» **Exercise tasks**
1. According to the Great Camp Sagamore overview, in what year was the Adirondack Park created?
2. Which structures does the Great Camp Sagamore overview list for the workers' complex? Name all of them.
3. Carry on the Great Camp Sagamore overview, starting after its last sentence.

» **Source extract**
Overview of Great Camp Sagamore

Great Camp Sagamore is an authentic 1890s, 27-building National Historic Landmark--the dream retreat of the Alfred Vanderbilt family and the working families in support.  It is the Adirondack exemplar of the American creation of the wilderness fantasy.  It is the only Great Camp where you can stay overnight in the original buildings and enjoy one of our programs. Check our calendar of programs under "Experience & Stay"


For over 150 years, the Adirondack Park has provided a “forever wild” setting for people seeking refuge and renewal from the cities of the northeast.  The Adirondack region of New York State, roughly the size of Vermont, resisted large scale settlement and development because of the harsh climate and poor soil.  The Algonquin to the north and the Iroquois to the south hunted and fished but did not reside there; the colonial-era trappers went in to the area for fur and left.  Farmers struggled to survive. Beginning in the 19th century however, mining and, more significantly, logging threatened the state’s economic interests.  To contain the growing devastation, save the northern forests and their critical-to-transportation watershed, the Adirondack Park was created in 1892.  The state owned lands within the Park boundaries, about half the total area, were (and are) held as Forest Preserve.  This great natural region, then, was protected just as the cities of the northeast grew large at the time of the Industrial Revolution. The creation of the Adirondack Park played a central role in the story of America’s romance with the wilderness.

Adirondack Great Camps, as they are now called, were the first places in America where wilderness was used as the setting for recreation; entire village economies were established to support them.  Little known even today because of their remote locations and promise of escape, great camps were the baronial retreats the Gilded Age bankrolled in the Adirondack mountains, lakes, and woods. Of the several dozen great camps originally built, only Sagamore operates as an independent, not-for-profit dedicated to education. Still authentic to its original, rustic, vernacular architecture, Sagamore preserves 27 wood and stone buildings in two adjacent complexes. The workers’ complex boasts barns, workshops, living quarters, a schoolhouse for the children of the Vanderbilt employees and a blacksmith shop with working forge. The bark-covered structures of the guest complex include six sleeping cottages and lodges, a dining hall that can seat nearly 100, a boathouse, and bowling alley.  With expanded humanities programming at Sagamore, more visitors, volunteers, service providers, and employees will learn about America’s history and experience the life of a great camp.

» **Data entries**

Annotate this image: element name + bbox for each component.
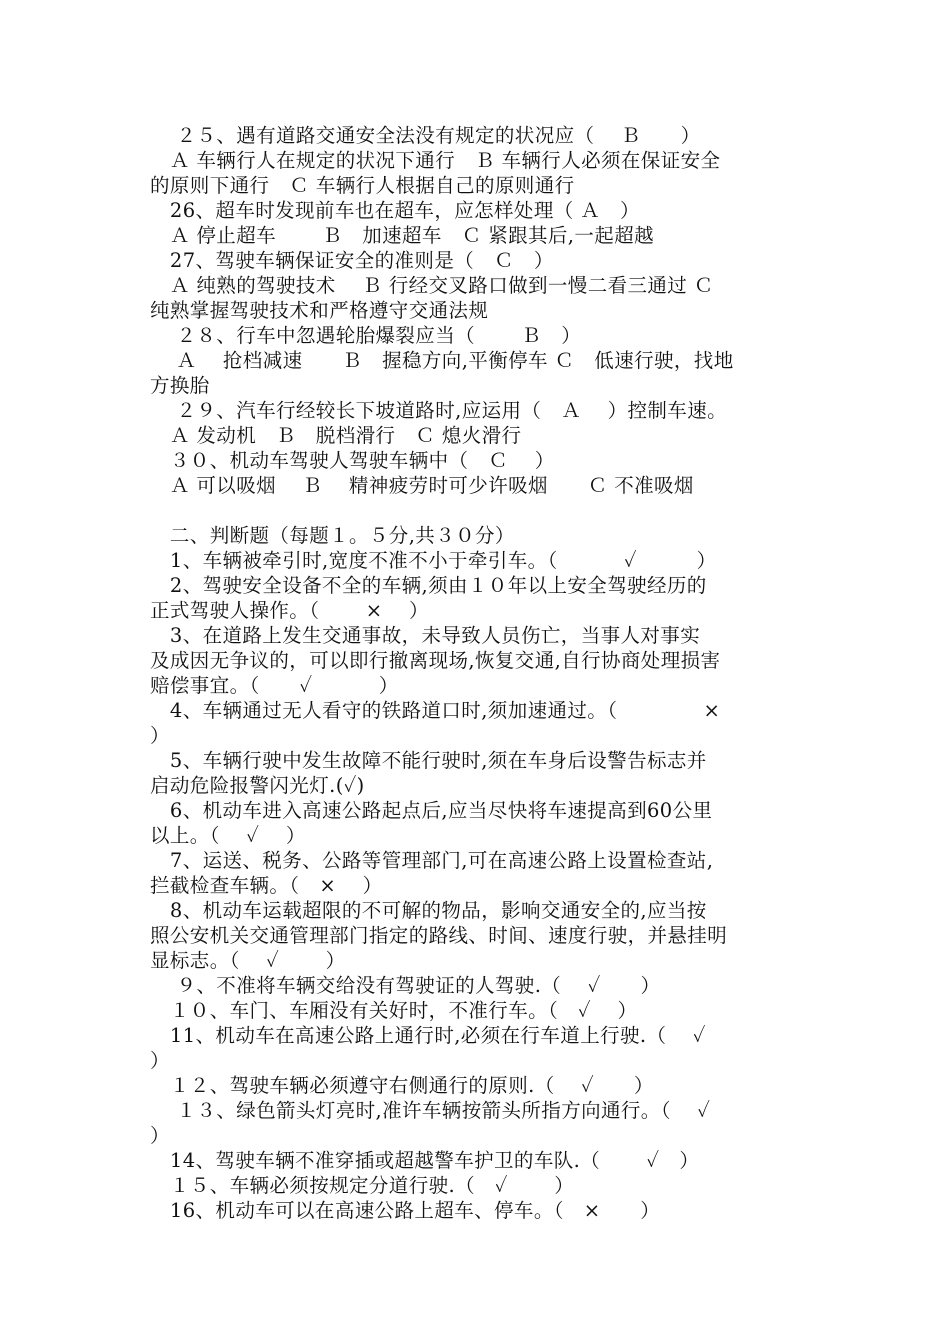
text-line: 5、车辆行驶中发生故障不能行驶时,须在车身后设警告标志并 [150, 749, 707, 772]
text-line: 正式驾驶人操作。（ × ） [150, 599, 429, 622]
text-line: 7、运送、税务、公路等管理部门,可在高速公路上设置检查站, [150, 849, 714, 872]
text-line: 的原则下通行 Ｃ 车辆行人根据自己的原则通行 [150, 174, 575, 197]
text-line: 6、机动车进入高速公路起点后,应当尽快将车速提高到60公里 [150, 799, 713, 822]
text-line: 纯熟掌握驾驶技术和严格遵守交通法规 [150, 299, 489, 322]
text-line: 11、机动车在高速公路上通行时,必须在行车道上行驶.（ ✓ [150, 1024, 706, 1047]
text-line: 照公安机关交通管理部门指定的路线、时间、速度行驶，并悬挂明 [150, 924, 728, 947]
text-line: ２５、遇有道路交通安全法没有规定的状况应（ Ｂ ） [150, 124, 701, 147]
text-line: Ａ 车辆行人在规定的状况下通行 Ｂ 车辆行人必须在保证安全 [150, 149, 721, 172]
text-line: ９、不准将车辆交给没有驾驶证的人驾驶.（ ✓ ） [150, 974, 661, 997]
text-line: ３０、机动车驾驶人驾驶车辆中（ Ｃ ） [150, 449, 555, 472]
text-line: 以上。（ ✓ ） [150, 824, 306, 847]
text-line: 方换胎 [150, 374, 210, 397]
text-line: Ａ 可以吸烟 Ｂ 精神疲劳时可少许吸烟 Ｃ 不准吸烟 [150, 474, 694, 497]
text-line: ２８、行车中忽遇轮胎爆裂应当（ Ｂ ） [150, 324, 582, 347]
text-line: 1、车辆被牵引时,宽度不准不小于牵引车。（ ✓ ） [150, 549, 717, 572]
text-line: 8、机动车运载超限的不可解的物品，影响交通安全的,应当按 [150, 899, 707, 922]
text-line: 显标志。（ ✓ ） [150, 949, 346, 972]
text-line: 16、机动车可以在高速公路上超车、停车。（ × ） [150, 1199, 661, 1222]
text-line: 27、驾驶车辆保证安全的准则是（ Ｃ ） [150, 249, 554, 272]
text-line: 启动危险报警闪光灯.(✓) [150, 774, 365, 797]
text-line: Ａ 停止超车 Ｂ 加速超车 Ｃ 紧跟其后,一起超越 [150, 224, 654, 247]
text-line: １３、绿色箭头灯亮时,准许车辆按箭头所指方向通行。（ ✓ [150, 1099, 711, 1122]
text-line: 4、车辆通过无人看守的铁路道口时,须加速通过。（ × [150, 699, 721, 722]
text-line: ２９、汽车行经较长下坡道路时,应运用（ Ａ ）控制车速。 [150, 399, 727, 422]
text-line: Ａ 发动机 Ｂ 脱档滑行 Ｃ 熄火滑行 [150, 424, 522, 447]
text-line: 26、超车时发现前车也在超车，应怎样处理（ Ａ ） [150, 199, 640, 222]
text-line: Ａ 抢档减速 Ｂ 握稳方向,平衡停车 Ｃ 低速行驶，找地 [150, 349, 734, 372]
text-line: １２、驾驶车辆必须遵守右侧通行的原则.（ ✓ ） [150, 1074, 654, 1097]
text-line: ） [150, 724, 170, 747]
text-line: 赔偿事宜。（ ✓ ） [150, 674, 399, 697]
text-line: 2、驾驶安全设备不全的车辆,须由１０年以上安全驾驶经历的 [150, 574, 707, 597]
text-line: 14、驾驶车辆不准穿插或超越警车护卫的车队.（ ✓ ） [150, 1149, 700, 1172]
text-line: 及成因无争议的，可以即行撤离现场,恢复交通,自行协商处理损害 [150, 649, 721, 672]
text-line: １０、车门、车厢没有关好时，不准行车。（ ✓ ） [150, 999, 638, 1022]
section-heading: 二、判断题（每题１。５分,共３０分） [150, 524, 515, 547]
text-line: ） [150, 1124, 170, 1147]
text-line: 拦截检查车辆。（ × ） [150, 874, 383, 897]
text-line: １５、车辆必须按规定分道行驶.（ ✓ ） [150, 1174, 575, 1197]
text-line: ） [150, 1049, 170, 1072]
text-line: Ａ 纯熟的驾驶技术 Ｂ 行经交叉路口做到一慢二看三通过 Ｃ [150, 274, 714, 297]
text-line: 3、在道路上发生交通事故，未导致人员伤亡，当事人对事实 [150, 624, 701, 647]
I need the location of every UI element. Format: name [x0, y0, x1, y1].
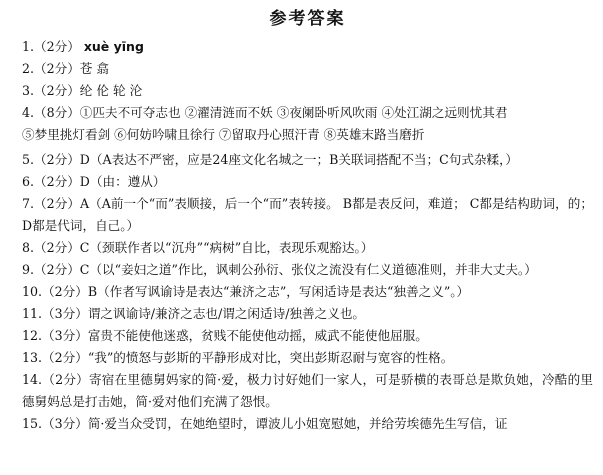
answer-item-8: 8.（2分）C（颈联作者以“沉舟”“病树”自比，表现乐观豁达。）	[22, 240, 374, 255]
answer-item-12: 12.（3分）富贵不能使他迷惑，贫贱不能使他动摇，威武不能使他屈服。	[22, 328, 428, 343]
answer-item-3: 3.（2分）纶 伦 轮 沦	[22, 83, 143, 98]
answer-item-14: 14.（2分）寄宿在里德舅妈家的简·爱，极力讨好她们一家人，可是骄横的表哥总是欺负她，冷酷的里德舅妈总是打击她，简·爱对他们充满了怨恨。	[22, 372, 593, 409]
answer-item-6: 6.（2分）D（由：遵从）	[22, 174, 166, 189]
answer-item-7: 7.（2分）A（A前一个“而”表顺接，后一个“而”表转接。 B都是表反问，难道； C都是结构助词，的； D都是代词，自己。）	[22, 196, 593, 233]
answer-4-line-2: ⑤梦里挑灯看剑 ⑥何妨吟啸且徐行 ⑦留取丹心照汗青 ⑧英雄末路当磨折	[22, 127, 425, 142]
answer-item-1	[22, 36, 593, 58]
answer-item-13: 13.（2分）“我”的愤怒与彭斯的平静形成对比，突出彭斯忍耐与宽容的性格。	[22, 350, 454, 365]
answer-item-10: 10.（2分）B（作者写讽谕诗是表达“兼济之志”，写闲适诗是表达“独善之义”。）	[22, 284, 470, 299]
answer-1-prefix: 1.（2分）	[22, 39, 80, 54]
answer-item-15: 15.（3分）简·爱当众受罚，在她绝望时，谭波儿小姐宽慰她，并给劳埃德先生写信，证	[22, 416, 508, 431]
answer-item-9: 9.（2分）C（以“妾妇之道”作比，讽刺公孙衍、张仪之流没有仁义道德准则，并非大丈夫。）	[22, 262, 537, 277]
answer-item-11: 11.（3分）谓之讽谕诗/兼济之志也/谓之闲适诗/独善之义也。	[22, 306, 366, 321]
answer-item-5: 5.（2分）D（A表达不严密，应是24座文化名城之一；B关联词搭配不当；C句式杂糅，）	[22, 152, 519, 167]
answer-item-2: 2.（2分）苍 翕	[22, 61, 110, 76]
answer-item-4	[22, 102, 593, 146]
answer-list	[22, 36, 593, 435]
answer-1-pinyin: xuè yīng	[83, 39, 144, 54]
answer-4-line-1: 4.（8分）①匹夫不可夺志也 ②濯清涟而不妖 ③夜阑卧听风吹雨 ④处江湖之远则忧其君	[22, 105, 508, 120]
page-title: 参考答案	[269, 9, 346, 29]
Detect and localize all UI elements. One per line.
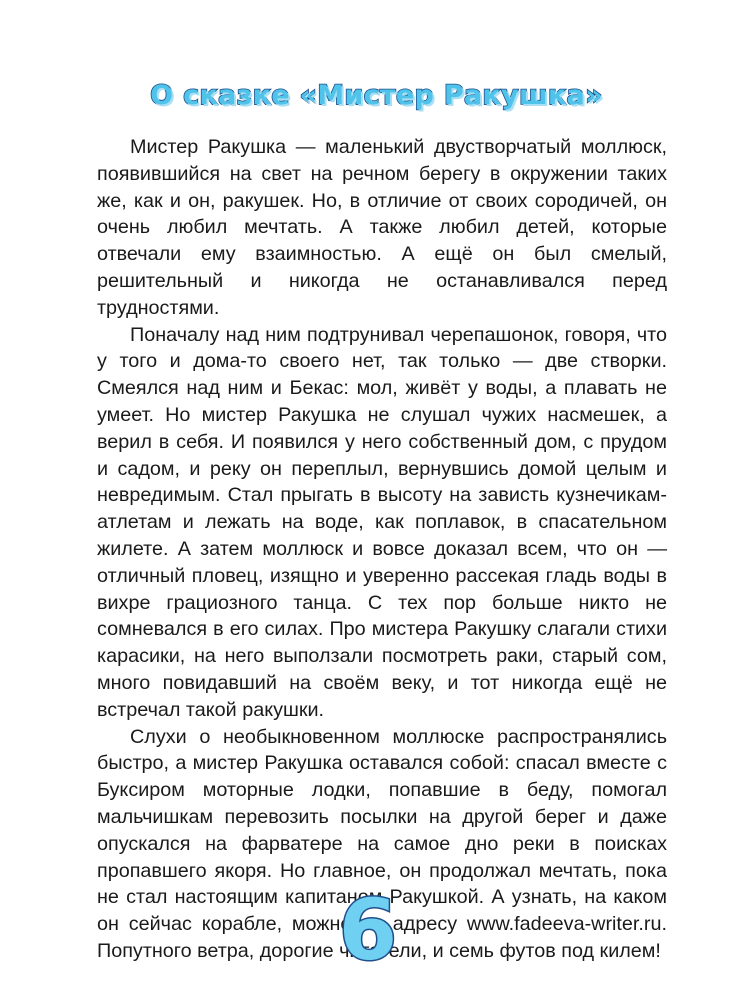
paragraph: Мистер Ракушка — маленький двустворчатый моллюск, появившийся на свет на речном берегу в окружении таких же, как и он, ракушек. Но, в отличие от своих сородичей, он очень любил мечтать. А также любил детей, которые отвечали ему взаимностью. А ещё он был смелый, решительный и никогда не останавливался перед трудностями. [97,136,667,319]
body-text [97,134,667,965]
paragraph: Поначалу над ним подтрунивал черепашонок, говоря, что у того и дома-то своего нет, так только — две створки. Смеялся над ним и Бекас: мол, живёт у воды, а плавать не умеет. Но мистер Ракушка не слушал чужих насмешек, а верил в себя. И появился у него собственный дом, с прудом и садом, и реку он переплыл, вернувшись домой целым и невредимым. Стал прыгать в высоту на зависть кузнечикам-атлетам и лежать на воде, как поплавок, в спасательном жилете. А затем моллюск и вовсе доказал всем, что он — отличный пловец, изящно и уверенно рассекая гладь воды в вихре грациозного танца. С тех пор больше никто не сомневался в его силах. Про мистера Ракушку слагали стихи карасики, на него выползали посмотреть раки, старый сом, много повидавший на своём веку, и тот никогда ещё не встречал такой ракушки. [97,323,667,721]
page-number-badge [336,888,400,970]
page-title: О сказке «Мистер Ракушка» [150,80,603,111]
paragraph: Слухи о необыкновенном моллюске распространялись быстро, а мистер Ракушка оставался собой: спасал вместе с Буксиром моторные лодки, попавшие в беду, помогал мальчишкам перевозить посылки на другой берег и даже опускался на фарватере на самое дно реки в поисках пропавшего якоря. Но главное, он продолжал мечтать, пока не стал настоящим капитаном Ракушкой. А узнать, на каком он сейчас корабле, можно по адресу www.fadeeva-writer.ru. Попутного ветра, дорогие читатели, и семь футов под килем! [97,725,667,962]
page-number: 6 [338,888,398,970]
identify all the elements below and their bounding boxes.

» **Exercise answers**
1. 1892

2. Barns, workshops, living quarters, a schoolhouse for the children of the Vanderbilt employees, and a blacksmith shop with a working forge.

3.
Sagamore Institute of the Adirondacks, Inc. is an independent non-profit 501c3 corporation dedicated to the stewardship of Great Camp Sagamore and to its use for educational and interpretive purposes.  Our mission is to “foster understanding, care and respect for nature, people and their critical interdependence.”  Sagamore interprets the political, economic, and cultural history of human interface with this ‘wilderness’ region according to its vision “to become a place where broad and diverse audiences gather to use these unique buildings and natural setting to explore and understand Adirondack culture, environment and our relationship to both.”

Sagamore’s programs explore the role of Adirondack wilderness in the creation of America’s national identity; it is the only residential great camp program available to the public.  The architecture of Sagamore and the divided disposition of 27 restored buildings embody the economic divisions of the Gilded Age.  The guest camp, in romantic, haute-rustic style, is clustered around a pristine, wilderness lake, while the workers’ complex, in vernacular style, is camouflaged in the woods.  Today, orientation, interpretive exhibitions, workshop and activity spaces, staff lodging, the shop, café and parking for the daily guided history tours are located in the workers’ camp; as visitors proceed along the rocky, outlet river, the lakeside guest camp is revealed: century-old bark-covered cottages, the iconic chalet-lodge, dining hall, boat house, bowling alley and tennis courts.  The guest camp houses people in residence for educational programs.  Sagamore Institute is committed to gently using its century old buildings and site for the public, and to examine American culture and history through the lens of this extraordinary wilderness site.

William West Durant (1850-1931) built great camp complexes in the Adirondacks starting in the late 1870's. Emulating the power and fame of his father, Thomas C. Durant, General Manager of the Union Pacific Rail Road, William acquired lands in the Central Adirondacks.  Over fifteen years, young Durant installed telegraph lines; built roads, churches, a post office; promoted resorts for friends and family.  He constructed dams, dredged channels, commissioned a fleet of steamboats, and built the shortest standard-gauge railroad in the world.  

Durant’s great camps and similar enterprises created a new, American way of inhabiting the Adirondack region.  The great camps embody the 19th century’s uniquely American romance with nature.  National and state park development, private lodges, and hotels all capitalized on the romantic, back-to-nature movement exemplified at Sagamore.  The sophisticated camps were Gilded Age rehearsals for public destinations erected in national parks by the CCC and WPA in the 1930s. Sagamore was Durant’s best. It is a premiere example of the 19th century’s “Rustic Style,” widely celebrated and imitated.  Durant’s rustic style, dependent on nature’s own stone and wood, spread throughout the Adirondacks as the mountain retreat counterpart to Newport’s neo-classical “cottages.”  

Alfred Vanderbilt, one of the wealthiest young men in the United States, acquired Sagamore within four years of its 1897 completion. Although Alfred died a hero in 1915 on the Lusitania, the Vanderbilt family led by his widow Margaret Emerson actively used Sagamore for 54 years, and in so doing, created a sizeable economic, social, environmental, and cultural impact that resonates today.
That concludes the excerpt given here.